→ **Description of the task**: Transcribe the data exactly. Pictures stay out.

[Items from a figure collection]
_ _ _ _ _

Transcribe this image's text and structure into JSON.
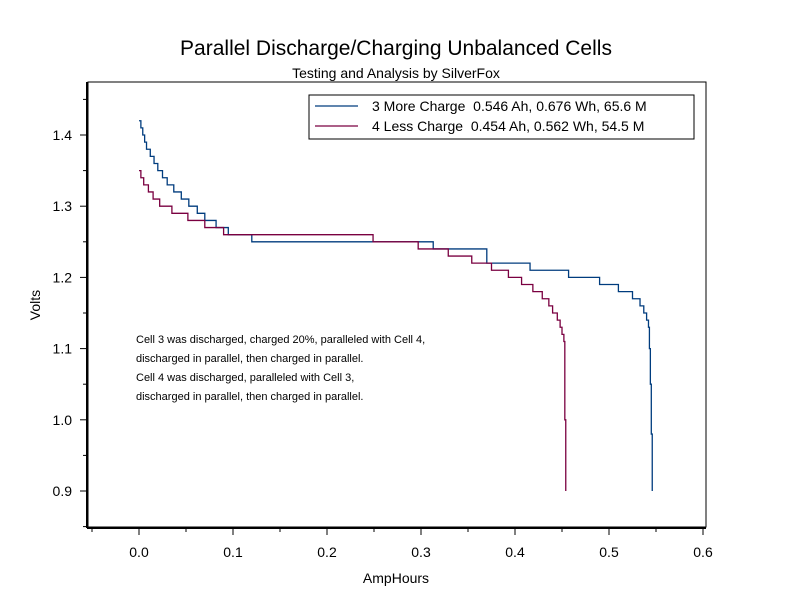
{
  "chart_data": {
    "type": "line",
    "title": "Parallel Discharge/Charging Unbalanced Cells",
    "subtitle": "Testing and Analysis by SilverFox",
    "xlabel": "AmpHours",
    "ylabel": "Volts",
    "xlim": [
      -0.05,
      0.6
    ],
    "ylim": [
      0.85,
      1.465
    ],
    "xticks": [
      "0.0",
      "0.1",
      "0.2",
      "0.3",
      "0.4",
      "0.5",
      "0.6"
    ],
    "xtick_values": [
      0,
      0.1,
      0.2,
      0.3,
      0.4,
      0.5,
      0.6
    ],
    "yticks": [
      "0.9",
      "1.0",
      "1.1",
      "1.2",
      "1.3",
      "1.4"
    ],
    "ytick_values": [
      0.9,
      1.0,
      1.1,
      1.2,
      1.3,
      1.4
    ],
    "grid": false,
    "legend_position": "top-right",
    "series": [
      {
        "name": "3 More Charge  0.546 Ah, 0.676 Wh, 65.6 M",
        "color": "#003c7e",
        "x": [
          0,
          0.002,
          0.004,
          0.006,
          0.008,
          0.012,
          0.016,
          0.02,
          0.025,
          0.03,
          0.037,
          0.045,
          0.053,
          0.062,
          0.07,
          0.082,
          0.095,
          0.12,
          0.313,
          0.37,
          0.416,
          0.457,
          0.49,
          0.51,
          0.525,
          0.533,
          0.537,
          0.54,
          0.542,
          0.543,
          0.544,
          0.545,
          0.546
        ],
        "y": [
          1.42,
          1.41,
          1.4,
          1.39,
          1.38,
          1.37,
          1.36,
          1.35,
          1.34,
          1.33,
          1.32,
          1.31,
          1.3,
          1.29,
          1.28,
          1.27,
          1.26,
          1.25,
          1.24,
          1.22,
          1.21,
          1.2,
          1.19,
          1.18,
          1.17,
          1.16,
          1.15,
          1.14,
          1.13,
          1.1,
          1.05,
          0.98,
          0.9
        ]
      },
      {
        "name": "4 Less Charge  0.454 Ah, 0.562 Wh, 54.5 M",
        "color": "#7a0040",
        "x": [
          0,
          0.002,
          0.005,
          0.01,
          0.015,
          0.022,
          0.035,
          0.052,
          0.07,
          0.09,
          0.249,
          0.297,
          0.329,
          0.354,
          0.375,
          0.393,
          0.407,
          0.419,
          0.429,
          0.436,
          0.44,
          0.445,
          0.448,
          0.45,
          0.452,
          0.453,
          0.454
        ],
        "y": [
          1.35,
          1.34,
          1.33,
          1.32,
          1.31,
          1.3,
          1.29,
          1.28,
          1.27,
          1.26,
          1.25,
          1.24,
          1.23,
          1.22,
          1.21,
          1.2,
          1.19,
          1.18,
          1.17,
          1.16,
          1.15,
          1.14,
          1.13,
          1.12,
          1.11,
          1.0,
          0.9
        ]
      }
    ],
    "annotations": [
      "Cell 3 was discharged, charged 20%, paralleled with Cell 4,",
      "discharged in parallel, then charged in parallel.",
      "Cell 4 was discharged, paralleled with Cell 3,",
      "discharged in parallel, then charged in parallel."
    ]
  }
}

_ _ _ _ _

→ **Answer for this exercise**:
Transcribe this image's text and structure into JSON.
{
  "chart_data": {
    "type": "line",
    "title": "Parallel Discharge/Charging Unbalanced Cells",
    "subtitle": "Testing and Analysis by SilverFox",
    "xlabel": "AmpHours",
    "ylabel": "Volts",
    "xlim": [
      -0.05,
      0.6
    ],
    "ylim": [
      0.85,
      1.465
    ],
    "xticks": [
      "0.0",
      "0.1",
      "0.2",
      "0.3",
      "0.4",
      "0.5",
      "0.6"
    ],
    "xtick_values": [
      0,
      0.1,
      0.2,
      0.3,
      0.4,
      0.5,
      0.6
    ],
    "yticks": [
      "0.9",
      "1.0",
      "1.1",
      "1.2",
      "1.3",
      "1.4"
    ],
    "ytick_values": [
      0.9,
      1.0,
      1.1,
      1.2,
      1.3,
      1.4
    ],
    "grid": false,
    "legend_position": "top-right",
    "series": [
      {
        "name": "3 More Charge  0.546 Ah, 0.676 Wh, 65.6 M",
        "color": "#003c7e",
        "x": [
          0,
          0.002,
          0.004,
          0.006,
          0.008,
          0.012,
          0.016,
          0.02,
          0.025,
          0.03,
          0.037,
          0.045,
          0.053,
          0.062,
          0.07,
          0.082,
          0.095,
          0.12,
          0.313,
          0.37,
          0.416,
          0.457,
          0.49,
          0.51,
          0.525,
          0.533,
          0.537,
          0.54,
          0.542,
          0.543,
          0.544,
          0.545,
          0.546
        ],
        "y": [
          1.42,
          1.41,
          1.4,
          1.39,
          1.38,
          1.37,
          1.36,
          1.35,
          1.34,
          1.33,
          1.32,
          1.31,
          1.3,
          1.29,
          1.28,
          1.27,
          1.26,
          1.25,
          1.24,
          1.22,
          1.21,
          1.2,
          1.19,
          1.18,
          1.17,
          1.16,
          1.15,
          1.14,
          1.13,
          1.1,
          1.05,
          0.98,
          0.9
        ]
      },
      {
        "name": "4 Less Charge  0.454 Ah, 0.562 Wh, 54.5 M",
        "color": "#7a0040",
        "x": [
          0,
          0.002,
          0.005,
          0.01,
          0.015,
          0.022,
          0.035,
          0.052,
          0.07,
          0.09,
          0.249,
          0.297,
          0.329,
          0.354,
          0.375,
          0.393,
          0.407,
          0.419,
          0.429,
          0.436,
          0.44,
          0.445,
          0.448,
          0.45,
          0.452,
          0.453,
          0.454
        ],
        "y": [
          1.35,
          1.34,
          1.33,
          1.32,
          1.31,
          1.3,
          1.29,
          1.28,
          1.27,
          1.26,
          1.25,
          1.24,
          1.23,
          1.22,
          1.21,
          1.2,
          1.19,
          1.18,
          1.17,
          1.16,
          1.15,
          1.14,
          1.13,
          1.12,
          1.11,
          1.0,
          0.9
        ]
      }
    ],
    "annotations": [
      "Cell 3 was discharged, charged 20%, paralleled with Cell 4,",
      "discharged in parallel, then charged in parallel.",
      "Cell 4 was discharged, paralleled with Cell 3,",
      "discharged in parallel, then charged in parallel."
    ]
  }
}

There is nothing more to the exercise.